AIM OF THE EXERCISE
Pictures within the data are to be left out; everything else must be reproduced exactly.

─── DATA ROWS ───

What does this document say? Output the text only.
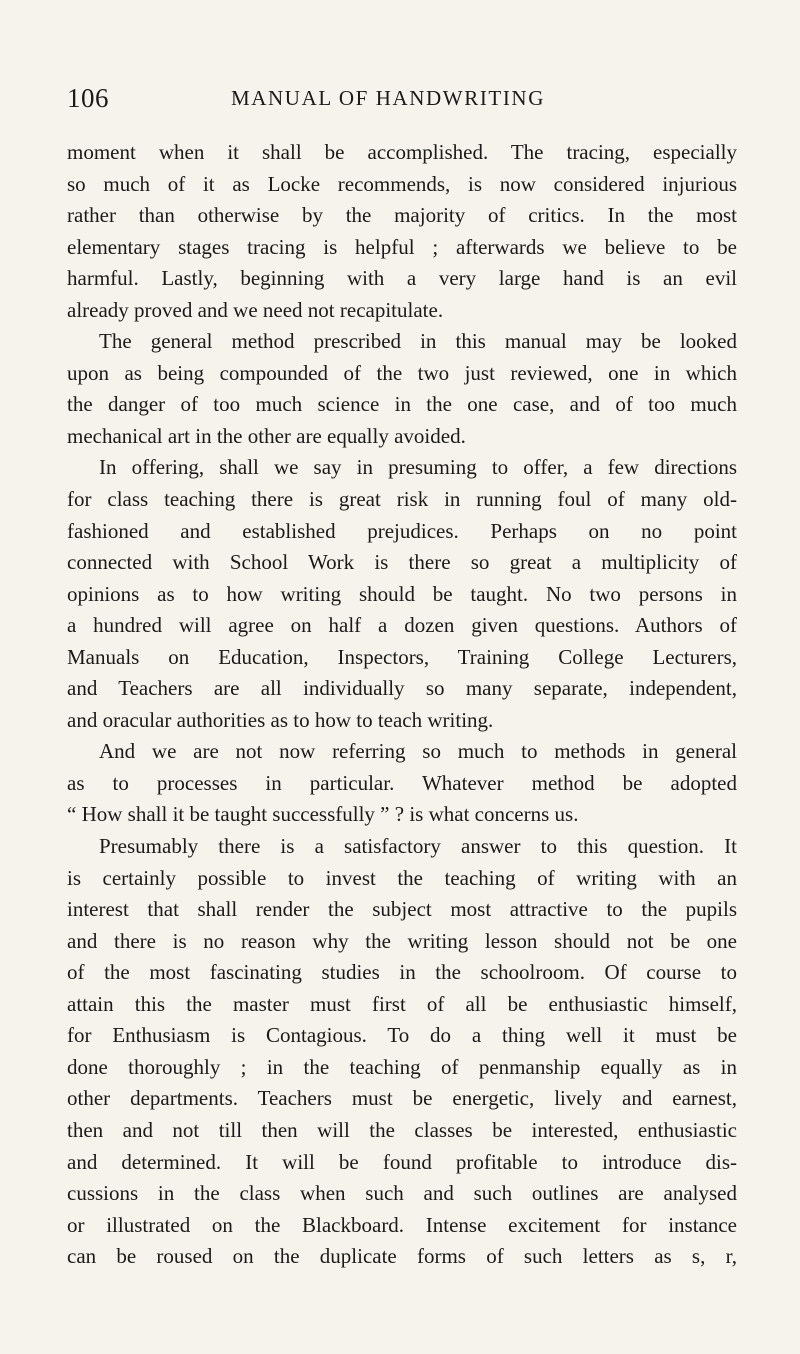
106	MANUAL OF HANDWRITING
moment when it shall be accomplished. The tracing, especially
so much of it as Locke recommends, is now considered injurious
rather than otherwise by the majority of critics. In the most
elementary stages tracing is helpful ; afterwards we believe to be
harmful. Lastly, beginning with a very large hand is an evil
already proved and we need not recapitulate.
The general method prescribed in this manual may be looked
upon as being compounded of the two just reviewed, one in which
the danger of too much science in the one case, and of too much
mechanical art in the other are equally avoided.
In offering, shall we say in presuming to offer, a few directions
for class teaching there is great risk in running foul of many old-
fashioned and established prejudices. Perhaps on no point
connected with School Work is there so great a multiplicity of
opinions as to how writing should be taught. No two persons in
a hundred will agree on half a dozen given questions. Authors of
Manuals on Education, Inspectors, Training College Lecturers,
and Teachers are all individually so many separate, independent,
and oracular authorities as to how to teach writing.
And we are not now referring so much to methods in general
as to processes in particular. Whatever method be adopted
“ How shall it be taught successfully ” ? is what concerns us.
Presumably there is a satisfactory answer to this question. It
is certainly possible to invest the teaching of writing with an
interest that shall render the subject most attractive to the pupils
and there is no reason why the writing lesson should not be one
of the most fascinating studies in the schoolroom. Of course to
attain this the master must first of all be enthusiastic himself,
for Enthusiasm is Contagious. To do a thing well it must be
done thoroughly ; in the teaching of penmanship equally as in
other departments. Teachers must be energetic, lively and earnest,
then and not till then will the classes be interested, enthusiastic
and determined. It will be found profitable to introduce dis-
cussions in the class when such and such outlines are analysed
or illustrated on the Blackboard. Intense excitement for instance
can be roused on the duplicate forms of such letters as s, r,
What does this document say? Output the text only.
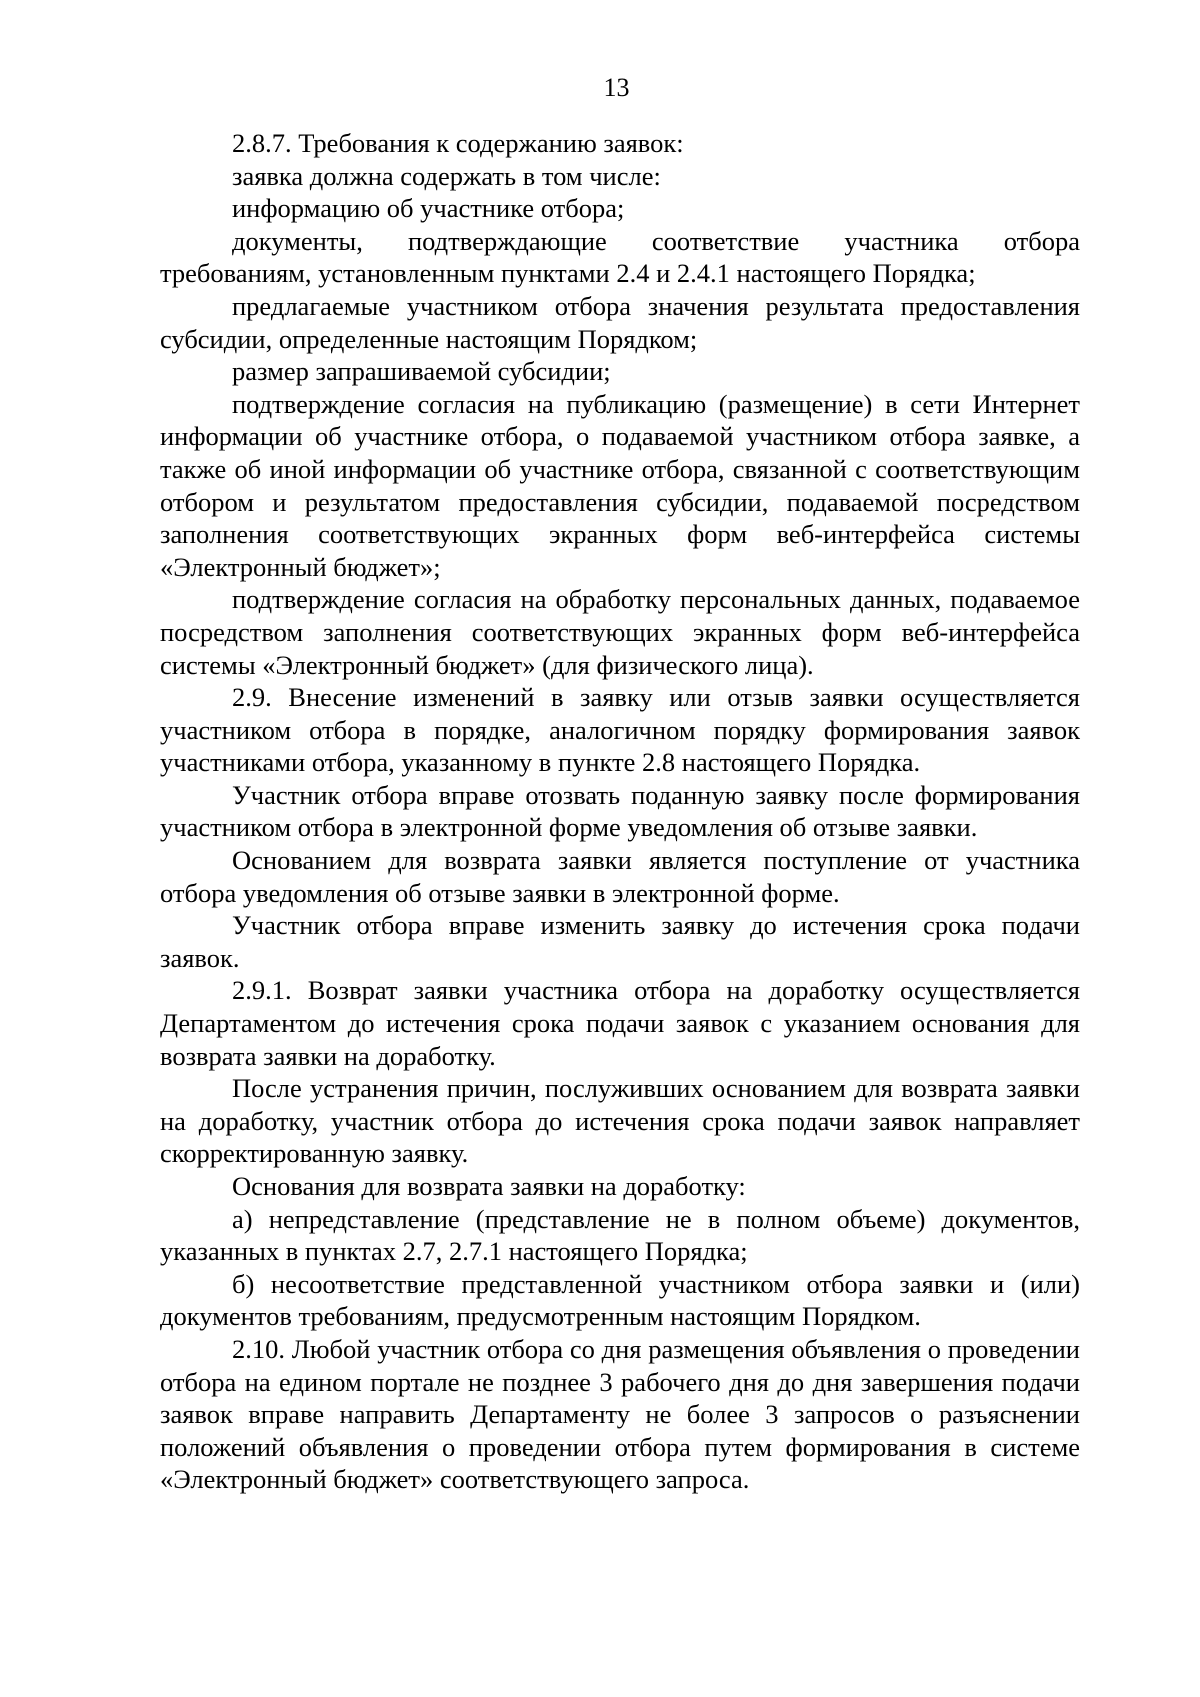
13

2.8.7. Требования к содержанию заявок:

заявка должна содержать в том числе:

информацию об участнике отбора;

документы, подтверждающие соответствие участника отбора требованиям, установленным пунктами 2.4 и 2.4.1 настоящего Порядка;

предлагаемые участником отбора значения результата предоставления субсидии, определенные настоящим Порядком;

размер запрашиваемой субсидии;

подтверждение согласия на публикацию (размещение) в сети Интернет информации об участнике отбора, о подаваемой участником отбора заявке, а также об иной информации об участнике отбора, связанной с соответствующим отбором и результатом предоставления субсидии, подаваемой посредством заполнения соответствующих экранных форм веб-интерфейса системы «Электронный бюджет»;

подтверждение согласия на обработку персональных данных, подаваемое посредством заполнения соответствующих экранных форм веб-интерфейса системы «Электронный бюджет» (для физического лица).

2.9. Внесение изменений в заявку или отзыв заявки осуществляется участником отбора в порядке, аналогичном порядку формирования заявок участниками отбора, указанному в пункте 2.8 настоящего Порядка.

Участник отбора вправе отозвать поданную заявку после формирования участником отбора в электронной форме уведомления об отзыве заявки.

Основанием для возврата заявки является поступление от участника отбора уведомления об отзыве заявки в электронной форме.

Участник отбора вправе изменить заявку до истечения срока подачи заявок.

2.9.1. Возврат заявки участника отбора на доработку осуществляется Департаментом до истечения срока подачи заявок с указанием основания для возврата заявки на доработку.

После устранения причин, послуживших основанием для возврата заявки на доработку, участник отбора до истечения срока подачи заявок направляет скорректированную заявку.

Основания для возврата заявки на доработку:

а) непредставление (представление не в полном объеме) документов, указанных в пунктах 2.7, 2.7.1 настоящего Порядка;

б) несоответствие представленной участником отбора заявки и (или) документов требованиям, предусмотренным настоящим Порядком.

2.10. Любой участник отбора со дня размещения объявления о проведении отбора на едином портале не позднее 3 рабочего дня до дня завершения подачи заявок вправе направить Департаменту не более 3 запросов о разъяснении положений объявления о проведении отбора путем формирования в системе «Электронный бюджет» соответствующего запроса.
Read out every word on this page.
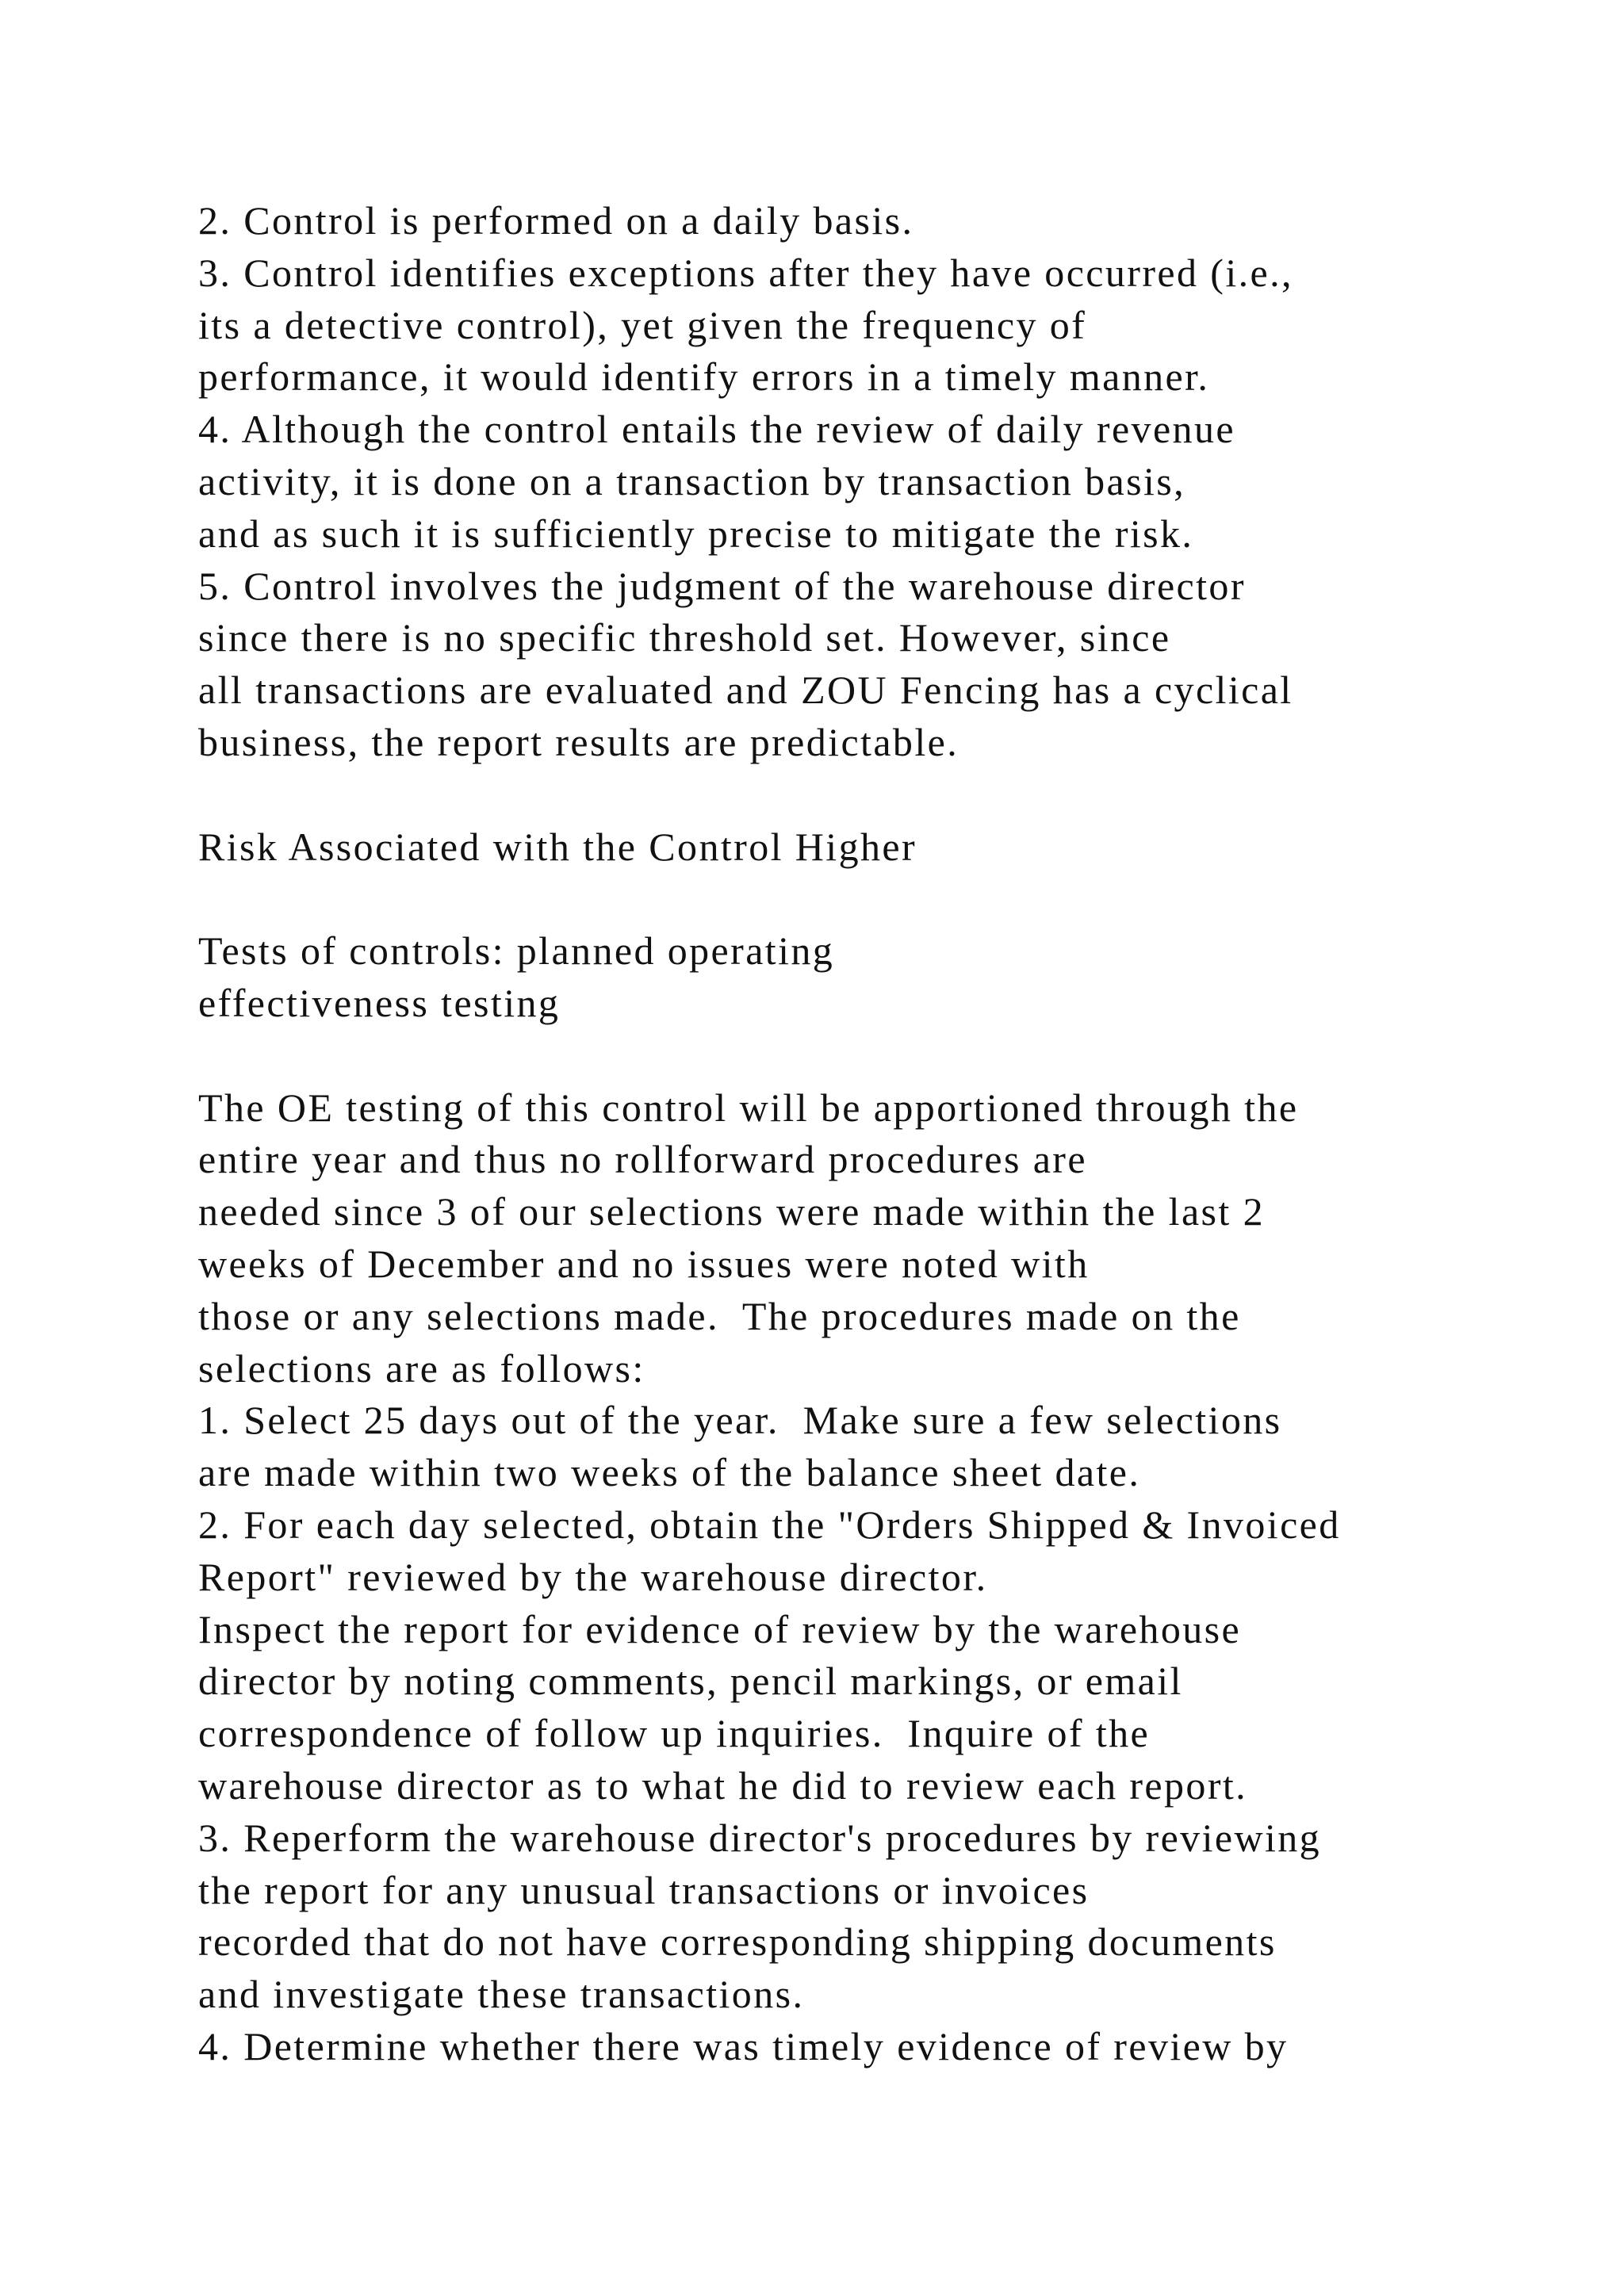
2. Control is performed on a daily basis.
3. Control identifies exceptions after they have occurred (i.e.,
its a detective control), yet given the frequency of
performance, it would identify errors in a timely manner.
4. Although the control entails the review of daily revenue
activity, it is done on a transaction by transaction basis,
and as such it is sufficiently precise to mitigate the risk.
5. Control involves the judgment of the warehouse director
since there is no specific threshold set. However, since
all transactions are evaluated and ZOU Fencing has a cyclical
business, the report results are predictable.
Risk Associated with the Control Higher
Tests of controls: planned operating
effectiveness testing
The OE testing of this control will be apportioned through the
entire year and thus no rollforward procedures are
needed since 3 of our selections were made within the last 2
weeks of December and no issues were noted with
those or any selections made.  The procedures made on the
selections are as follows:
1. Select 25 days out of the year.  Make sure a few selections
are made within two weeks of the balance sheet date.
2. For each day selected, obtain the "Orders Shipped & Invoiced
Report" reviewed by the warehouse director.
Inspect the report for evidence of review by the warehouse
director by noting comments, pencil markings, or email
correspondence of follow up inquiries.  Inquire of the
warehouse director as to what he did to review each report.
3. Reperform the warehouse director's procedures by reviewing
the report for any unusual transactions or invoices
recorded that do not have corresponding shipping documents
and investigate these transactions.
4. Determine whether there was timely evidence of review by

───

RESULT OF THIS TASK
What does this document say? Output the text only.
106	MANUAL OF HANDWRITING
moment when it shall be accomplished. The tracing, especially
so much of it as Locke recommends, is now considered injurious
rather than otherwise by the majority of critics. In the most
elementary stages tracing is helpful ; afterwards we believe to be
harmful. Lastly, beginning with a very large hand is an evil
already proved and we need not recapitulate.
The general method prescribed in this manual may be looked
upon as being compounded of the two just reviewed, one in which
the danger of too much science in the one case, and of too much
mechanical art in the other are equally avoided.
In offering, shall we say in presuming to offer, a few directions
for class teaching there is great risk in running foul of many old-
fashioned and established prejudices. Perhaps on no point
connected with School Work is there so great a multiplicity of
opinions as to how writing should be taught. No two persons in
a hundred will agree on half a dozen given questions. Authors of
Manuals on Education, Inspectors, Training College Lecturers,
and Teachers are all individually so many separate, independent,
and oracular authorities as to how to teach writing.
And we are not now referring so much to methods in general
as to processes in particular. Whatever method be adopted
“ How shall it be taught successfully ” ? is what concerns us.
Presumably there is a satisfactory answer to this question. It
is certainly possible to invest the teaching of writing with an
interest that shall render the subject most attractive to the pupils
and there is no reason why the writing lesson should not be one
of the most fascinating studies in the schoolroom. Of course to
attain this the master must first of all be enthusiastic himself,
for Enthusiasm is Contagious. To do a thing well it must be
done thoroughly ; in the teaching of penmanship equally as in
other departments. Teachers must be energetic, lively and earnest,
then and not till then will the classes be interested, enthusiastic
and determined. It will be found profitable to introduce dis-
cussions in the class when such and such outlines are analysed
or illustrated on the Blackboard. Intense excitement for instance
can be roused on the duplicate forms of such letters as s, r,
What does this document say? Output the text only.
13

2.8.7. Требования к содержанию заявок:

заявка должна содержать в том числе:

информацию об участнике отбора;

документы, подтверждающие соответствие участника отбора требованиям, установленным пунктами 2.4 и 2.4.1 настоящего Порядка;

предлагаемые участником отбора значения результата предоставления субсидии, определенные настоящим Порядком;

размер запрашиваемой субсидии;

подтверждение согласия на публикацию (размещение) в сети Интернет информации об участнике отбора, о подаваемой участником отбора заявке, а также об иной информации об участнике отбора, связанной с соответствующим отбором и результатом предоставления субсидии, подаваемой посредством заполнения соответствующих экранных форм веб-интерфейса системы «Электронный бюджет»;

подтверждение согласия на обработку персональных данных, подаваемое посредством заполнения соответствующих экранных форм веб-интерфейса системы «Электронный бюджет» (для физического лица).

2.9. Внесение изменений в заявку или отзыв заявки осуществляется участником отбора в порядке, аналогичном порядку формирования заявок участниками отбора, указанному в пункте 2.8 настоящего Порядка.

Участник отбора вправе отозвать поданную заявку после формирования участником отбора в электронной форме уведомления об отзыве заявки.

Основанием для возврата заявки является поступление от участника отбора уведомления об отзыве заявки в электронной форме.

Участник отбора вправе изменить заявку до истечения срока подачи заявок.

2.9.1. Возврат заявки участника отбора на доработку осуществляется Департаментом до истечения срока подачи заявок с указанием основания для возврата заявки на доработку.

После устранения причин, послуживших основанием для возврата заявки на доработку, участник отбора до истечения срока подачи заявок направляет скорректированную заявку.

Основания для возврата заявки на доработку:

а) непредставление (представление не в полном объеме) документов, указанных в пунктах 2.7, 2.7.1 настоящего Порядка;

б) несоответствие представленной участником отбора заявки и (или) документов требованиям, предусмотренным настоящим Порядком.

2.10. Любой участник отбора со дня размещения объявления о проведении отбора на едином портале не позднее 3 рабочего дня до дня завершения подачи заявок вправе направить Департаменту не более 3 запросов о разъяснении положений объявления о проведении отбора путем формирования в системе «Электронный бюджет» соответствующего запроса.
Read out every word on this page.
2. Control is performed on a daily basis.
3. Control identifies exceptions after they have occurred (i.e.,
its a detective control), yet given the frequency of
performance, it would identify errors in a timely manner.
4. Although the control entails the review of daily revenue
activity, it is done on a transaction by transaction basis,
and as such it is sufficiently precise to mitigate the risk.
5. Control involves the judgment of the warehouse director
since there is no specific threshold set. However, since
all transactions are evaluated and ZOU Fencing has a cyclical
business, the report results are predictable.
Risk Associated with the Control Higher
Tests of controls: planned operating
effectiveness testing
The OE testing of this control will be apportioned through the
entire year and thus no rollforward procedures are
needed since 3 of our selections were made within the last 2
weeks of December and no issues were noted with
those or any selections made.  The procedures made on the
selections are as follows:
1. Select 25 days out of the year.  Make sure a few selections
are made within two weeks of the balance sheet date.
2. For each day selected, obtain the "Orders Shipped & Invoiced
Report" reviewed by the warehouse director.
Inspect the report for evidence of review by the warehouse
director by noting comments, pencil markings, or email
correspondence of follow up inquiries.  Inquire of the
warehouse director as to what he did to review each report.
3. Reperform the warehouse director's procedures by reviewing
the report for any unusual transactions or invoices
recorded that do not have corresponding shipping documents
and investigate these transactions.
4. Determine whether there was timely evidence of review by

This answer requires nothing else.